_STATED EXERCISE 1_
In the forum post, what does the poster say gives the first code undefined behavior?
_STATED EXERCISE 2_
Reproduce the part of the records that opens with their first line and closes with the line containing "Point bbox=[242, 491, 264, 506]", with both of those lines included.

____ TEXT PASSAGE

Question

This post may seem overly long for just the short question at the end of it. But I also need to describe a design pattern I just came up with. Maybe it's commonly used, but I've never seen it (or maybe it just doesn't work :).

First, here's a code which (to my understanding) has undefined behavior due to "static initialization order fiasco". The problem is that the initialization of Spanish::s_englishToSpanish is dependent on English::s_numberToStr, which are both static initialized and in different files, so the order of those initializations is undefined:

File: English.h

#pragma once

#include <vector>
#include <string>

using namespace std;

struct English {
    static vector<string>* s_numberToStr;
    string m_str;

    explicit English(int number)
    {
        m_str = (*s_numberToStr)[number];
    }
};

File: English.cpp

#include "English.h"

vector<string>* English::s_numberToStr = new vector<string>( /*split*/
[]() -> vector<string>
{
    vector<string> numberToStr;
    numberToStr.push_back("zero");
    numberToStr.push_back("one");
    numberToStr.push_back("two");
    return numberToStr;
}());

File: Spanish.h

#pragma once

#include <map>
#include <string>

#include "English.h"

using namespace std;

typedef map<string, string> MapType;

struct Spanish {
    static MapType* s_englishToSpanish;
    string m_str;

    explicit Spanish(const English& english)
    {
        m_str = (*s_englishToSpanish)[english.m_str];
    }
};

File: Spanish.cpp

#include "Spanish.h"

________
____ DATA ENTRIES

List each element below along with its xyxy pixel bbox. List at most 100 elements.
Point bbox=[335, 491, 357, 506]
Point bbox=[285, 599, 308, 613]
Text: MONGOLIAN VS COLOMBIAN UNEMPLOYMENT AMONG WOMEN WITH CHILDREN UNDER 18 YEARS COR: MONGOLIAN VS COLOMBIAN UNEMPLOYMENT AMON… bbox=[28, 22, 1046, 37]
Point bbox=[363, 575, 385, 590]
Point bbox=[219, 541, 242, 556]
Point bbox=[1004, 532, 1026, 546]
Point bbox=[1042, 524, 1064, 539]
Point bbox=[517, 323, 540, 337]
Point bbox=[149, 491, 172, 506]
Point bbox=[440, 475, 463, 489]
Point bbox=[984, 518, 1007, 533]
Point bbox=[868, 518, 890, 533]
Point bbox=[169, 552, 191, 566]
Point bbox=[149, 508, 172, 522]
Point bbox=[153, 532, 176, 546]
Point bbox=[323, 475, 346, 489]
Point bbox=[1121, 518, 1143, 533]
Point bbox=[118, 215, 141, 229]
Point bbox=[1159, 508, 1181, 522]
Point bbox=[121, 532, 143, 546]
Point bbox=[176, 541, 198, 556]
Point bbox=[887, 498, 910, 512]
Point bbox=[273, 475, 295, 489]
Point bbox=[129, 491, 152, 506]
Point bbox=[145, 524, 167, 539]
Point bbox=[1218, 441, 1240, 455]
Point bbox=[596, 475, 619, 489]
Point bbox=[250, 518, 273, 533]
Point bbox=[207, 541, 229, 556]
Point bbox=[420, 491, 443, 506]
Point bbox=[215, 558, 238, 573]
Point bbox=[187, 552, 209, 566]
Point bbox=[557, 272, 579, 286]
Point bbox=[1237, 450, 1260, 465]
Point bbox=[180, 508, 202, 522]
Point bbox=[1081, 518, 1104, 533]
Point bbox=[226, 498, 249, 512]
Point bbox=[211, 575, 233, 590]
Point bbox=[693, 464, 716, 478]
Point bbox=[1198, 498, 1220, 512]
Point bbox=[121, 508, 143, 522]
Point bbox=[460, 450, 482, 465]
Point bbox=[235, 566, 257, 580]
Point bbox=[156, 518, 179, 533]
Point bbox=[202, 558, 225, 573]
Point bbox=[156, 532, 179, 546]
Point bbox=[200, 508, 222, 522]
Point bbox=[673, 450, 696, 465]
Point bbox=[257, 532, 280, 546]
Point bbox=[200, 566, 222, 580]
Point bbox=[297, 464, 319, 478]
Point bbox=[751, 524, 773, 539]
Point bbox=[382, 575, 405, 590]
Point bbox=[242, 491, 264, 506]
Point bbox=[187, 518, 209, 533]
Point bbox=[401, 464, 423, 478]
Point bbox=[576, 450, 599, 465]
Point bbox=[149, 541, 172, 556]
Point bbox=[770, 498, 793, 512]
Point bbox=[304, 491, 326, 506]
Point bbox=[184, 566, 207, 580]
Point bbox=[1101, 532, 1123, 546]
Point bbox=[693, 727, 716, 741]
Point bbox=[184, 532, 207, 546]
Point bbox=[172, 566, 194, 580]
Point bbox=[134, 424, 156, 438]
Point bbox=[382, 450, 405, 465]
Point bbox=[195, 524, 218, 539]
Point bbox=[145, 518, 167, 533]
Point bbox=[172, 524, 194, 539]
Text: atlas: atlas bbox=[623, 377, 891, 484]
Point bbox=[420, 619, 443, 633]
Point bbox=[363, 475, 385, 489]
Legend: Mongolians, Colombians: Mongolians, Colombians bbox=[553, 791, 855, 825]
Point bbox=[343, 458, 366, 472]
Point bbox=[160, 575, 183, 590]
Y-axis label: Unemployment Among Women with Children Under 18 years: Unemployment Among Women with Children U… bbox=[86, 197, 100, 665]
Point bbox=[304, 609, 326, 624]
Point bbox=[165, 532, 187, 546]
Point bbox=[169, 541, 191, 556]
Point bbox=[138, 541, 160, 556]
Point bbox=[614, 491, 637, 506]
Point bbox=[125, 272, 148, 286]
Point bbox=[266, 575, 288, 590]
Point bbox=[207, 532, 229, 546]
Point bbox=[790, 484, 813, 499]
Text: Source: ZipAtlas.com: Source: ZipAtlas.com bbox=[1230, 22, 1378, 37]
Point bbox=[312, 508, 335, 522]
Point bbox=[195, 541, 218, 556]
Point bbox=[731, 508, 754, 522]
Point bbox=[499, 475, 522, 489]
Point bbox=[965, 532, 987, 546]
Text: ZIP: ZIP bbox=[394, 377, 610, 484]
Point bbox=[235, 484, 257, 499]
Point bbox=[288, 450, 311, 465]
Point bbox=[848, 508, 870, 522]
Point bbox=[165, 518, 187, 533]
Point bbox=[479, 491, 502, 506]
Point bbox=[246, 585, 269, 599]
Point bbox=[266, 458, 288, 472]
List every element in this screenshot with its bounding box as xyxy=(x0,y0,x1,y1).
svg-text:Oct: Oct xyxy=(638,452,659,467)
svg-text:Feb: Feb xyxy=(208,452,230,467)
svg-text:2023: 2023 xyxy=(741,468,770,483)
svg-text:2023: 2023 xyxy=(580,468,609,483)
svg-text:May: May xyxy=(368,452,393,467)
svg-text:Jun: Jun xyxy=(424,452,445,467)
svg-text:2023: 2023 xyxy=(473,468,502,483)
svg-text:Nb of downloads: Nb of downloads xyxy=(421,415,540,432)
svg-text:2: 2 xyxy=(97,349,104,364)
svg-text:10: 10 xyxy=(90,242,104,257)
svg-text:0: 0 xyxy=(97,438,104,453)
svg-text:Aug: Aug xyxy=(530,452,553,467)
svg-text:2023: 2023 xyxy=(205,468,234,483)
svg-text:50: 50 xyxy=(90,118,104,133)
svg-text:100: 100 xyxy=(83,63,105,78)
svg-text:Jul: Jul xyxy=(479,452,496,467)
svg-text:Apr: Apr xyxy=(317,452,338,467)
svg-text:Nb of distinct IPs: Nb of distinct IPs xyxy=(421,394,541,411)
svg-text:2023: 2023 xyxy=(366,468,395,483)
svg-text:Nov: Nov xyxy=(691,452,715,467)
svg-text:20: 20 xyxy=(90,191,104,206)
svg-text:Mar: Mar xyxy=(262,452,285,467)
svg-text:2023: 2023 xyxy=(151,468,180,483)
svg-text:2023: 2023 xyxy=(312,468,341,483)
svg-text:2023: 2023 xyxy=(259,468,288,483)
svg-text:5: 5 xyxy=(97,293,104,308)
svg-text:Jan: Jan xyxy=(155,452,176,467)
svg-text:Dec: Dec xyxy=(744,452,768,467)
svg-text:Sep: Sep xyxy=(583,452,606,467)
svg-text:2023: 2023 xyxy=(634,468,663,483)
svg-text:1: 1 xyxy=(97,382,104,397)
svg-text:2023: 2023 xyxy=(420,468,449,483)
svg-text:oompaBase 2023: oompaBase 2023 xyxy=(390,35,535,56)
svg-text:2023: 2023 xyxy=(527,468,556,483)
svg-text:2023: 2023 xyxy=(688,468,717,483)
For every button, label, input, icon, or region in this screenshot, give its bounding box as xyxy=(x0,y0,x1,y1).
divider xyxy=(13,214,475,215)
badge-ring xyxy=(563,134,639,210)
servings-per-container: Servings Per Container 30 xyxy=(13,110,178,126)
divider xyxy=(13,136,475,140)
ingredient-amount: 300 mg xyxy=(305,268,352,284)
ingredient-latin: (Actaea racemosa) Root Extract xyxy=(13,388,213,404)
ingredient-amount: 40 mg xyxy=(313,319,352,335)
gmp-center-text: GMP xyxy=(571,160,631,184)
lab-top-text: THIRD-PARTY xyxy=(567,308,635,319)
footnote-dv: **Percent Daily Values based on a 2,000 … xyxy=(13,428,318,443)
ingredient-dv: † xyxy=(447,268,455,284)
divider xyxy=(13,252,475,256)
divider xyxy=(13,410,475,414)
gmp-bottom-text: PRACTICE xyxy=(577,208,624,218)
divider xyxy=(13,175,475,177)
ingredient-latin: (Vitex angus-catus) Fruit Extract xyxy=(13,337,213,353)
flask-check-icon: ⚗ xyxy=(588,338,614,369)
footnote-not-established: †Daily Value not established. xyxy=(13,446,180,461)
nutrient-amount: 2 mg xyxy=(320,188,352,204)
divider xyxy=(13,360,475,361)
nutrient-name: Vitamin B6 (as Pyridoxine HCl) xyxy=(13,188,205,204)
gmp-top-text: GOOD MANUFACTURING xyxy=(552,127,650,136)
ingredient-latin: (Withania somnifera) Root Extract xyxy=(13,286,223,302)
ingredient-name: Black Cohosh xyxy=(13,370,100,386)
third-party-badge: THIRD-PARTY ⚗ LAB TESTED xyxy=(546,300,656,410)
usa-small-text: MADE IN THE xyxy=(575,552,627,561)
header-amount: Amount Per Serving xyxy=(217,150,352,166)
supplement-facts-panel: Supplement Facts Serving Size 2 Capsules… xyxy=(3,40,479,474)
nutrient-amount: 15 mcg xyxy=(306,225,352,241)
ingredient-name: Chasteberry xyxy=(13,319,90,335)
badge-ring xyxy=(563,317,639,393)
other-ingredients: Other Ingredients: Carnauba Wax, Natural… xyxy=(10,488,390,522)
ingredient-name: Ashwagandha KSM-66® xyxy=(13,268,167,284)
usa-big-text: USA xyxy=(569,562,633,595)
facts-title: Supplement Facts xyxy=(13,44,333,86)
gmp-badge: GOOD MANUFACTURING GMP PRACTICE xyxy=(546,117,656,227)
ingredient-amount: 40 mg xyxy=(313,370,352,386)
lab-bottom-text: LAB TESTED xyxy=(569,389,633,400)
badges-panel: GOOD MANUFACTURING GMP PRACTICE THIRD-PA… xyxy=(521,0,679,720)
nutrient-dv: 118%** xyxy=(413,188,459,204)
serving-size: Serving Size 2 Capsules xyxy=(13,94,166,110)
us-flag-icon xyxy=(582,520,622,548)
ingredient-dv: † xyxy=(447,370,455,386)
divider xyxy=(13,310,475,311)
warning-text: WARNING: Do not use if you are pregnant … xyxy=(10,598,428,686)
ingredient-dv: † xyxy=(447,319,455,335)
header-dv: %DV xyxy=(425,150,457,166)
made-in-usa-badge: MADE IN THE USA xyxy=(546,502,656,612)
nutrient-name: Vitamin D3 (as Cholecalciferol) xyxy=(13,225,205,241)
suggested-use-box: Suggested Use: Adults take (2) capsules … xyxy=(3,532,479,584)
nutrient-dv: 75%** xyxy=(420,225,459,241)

________

_FINAL ANSWER 1_
The "static initialization order fiasco" gives it undefined behavior.

_FINAL ANSWER 2_
List each element below along with its xyxy pixel bbox. List at most 100 elements.
Point bbox=[335, 491, 357, 506]
Point bbox=[285, 599, 308, 613]
Text: MONGOLIAN VS COLOMBIAN UNEMPLOYMENT AMONG WOMEN WITH CHILDREN UNDER 18 YEARS COR: MONGOLIAN VS COLOMBIAN UNEMPLOYMENT AMON… bbox=[28, 22, 1046, 37]
Point bbox=[363, 575, 385, 590]
Point bbox=[219, 541, 242, 556]
Point bbox=[1004, 532, 1026, 546]
Point bbox=[1042, 524, 1064, 539]
Point bbox=[517, 323, 540, 337]
Point bbox=[149, 491, 172, 506]
Point bbox=[440, 475, 463, 489]
Point bbox=[984, 518, 1007, 533]
Point bbox=[868, 518, 890, 533]
Point bbox=[169, 552, 191, 566]
Point bbox=[149, 508, 172, 522]
Point bbox=[153, 532, 176, 546]
Point bbox=[323, 475, 346, 489]
Point bbox=[1121, 518, 1143, 533]
Point bbox=[118, 215, 141, 229]
Point bbox=[1159, 508, 1181, 522]
Point bbox=[121, 532, 143, 546]
Point bbox=[176, 541, 198, 556]
Point bbox=[887, 498, 910, 512]
Point bbox=[273, 475, 295, 489]
Point bbox=[129, 491, 152, 506]
Point bbox=[145, 524, 167, 539]
Point bbox=[1218, 441, 1240, 455]
Point bbox=[596, 475, 619, 489]
Point bbox=[250, 518, 273, 533]
Point bbox=[207, 541, 229, 556]
Point bbox=[420, 491, 443, 506]
Point bbox=[215, 558, 238, 573]
Point bbox=[187, 552, 209, 566]
Point bbox=[557, 272, 579, 286]
Point bbox=[1237, 450, 1260, 465]
Point bbox=[180, 508, 202, 522]
Point bbox=[1081, 518, 1104, 533]
Point bbox=[226, 498, 249, 512]
Point bbox=[211, 575, 233, 590]
Point bbox=[693, 464, 716, 478]
Point bbox=[1198, 498, 1220, 512]
Point bbox=[121, 508, 143, 522]
Point bbox=[460, 450, 482, 465]
Point bbox=[235, 566, 257, 580]
Point bbox=[156, 518, 179, 533]
Point bbox=[202, 558, 225, 573]
Point bbox=[156, 532, 179, 546]
Point bbox=[200, 508, 222, 522]
Point bbox=[673, 450, 696, 465]
Point bbox=[257, 532, 280, 546]
Point bbox=[200, 566, 222, 580]
Point bbox=[297, 464, 319, 478]
Point bbox=[751, 524, 773, 539]
Point bbox=[382, 575, 405, 590]
Point bbox=[242, 491, 264, 506]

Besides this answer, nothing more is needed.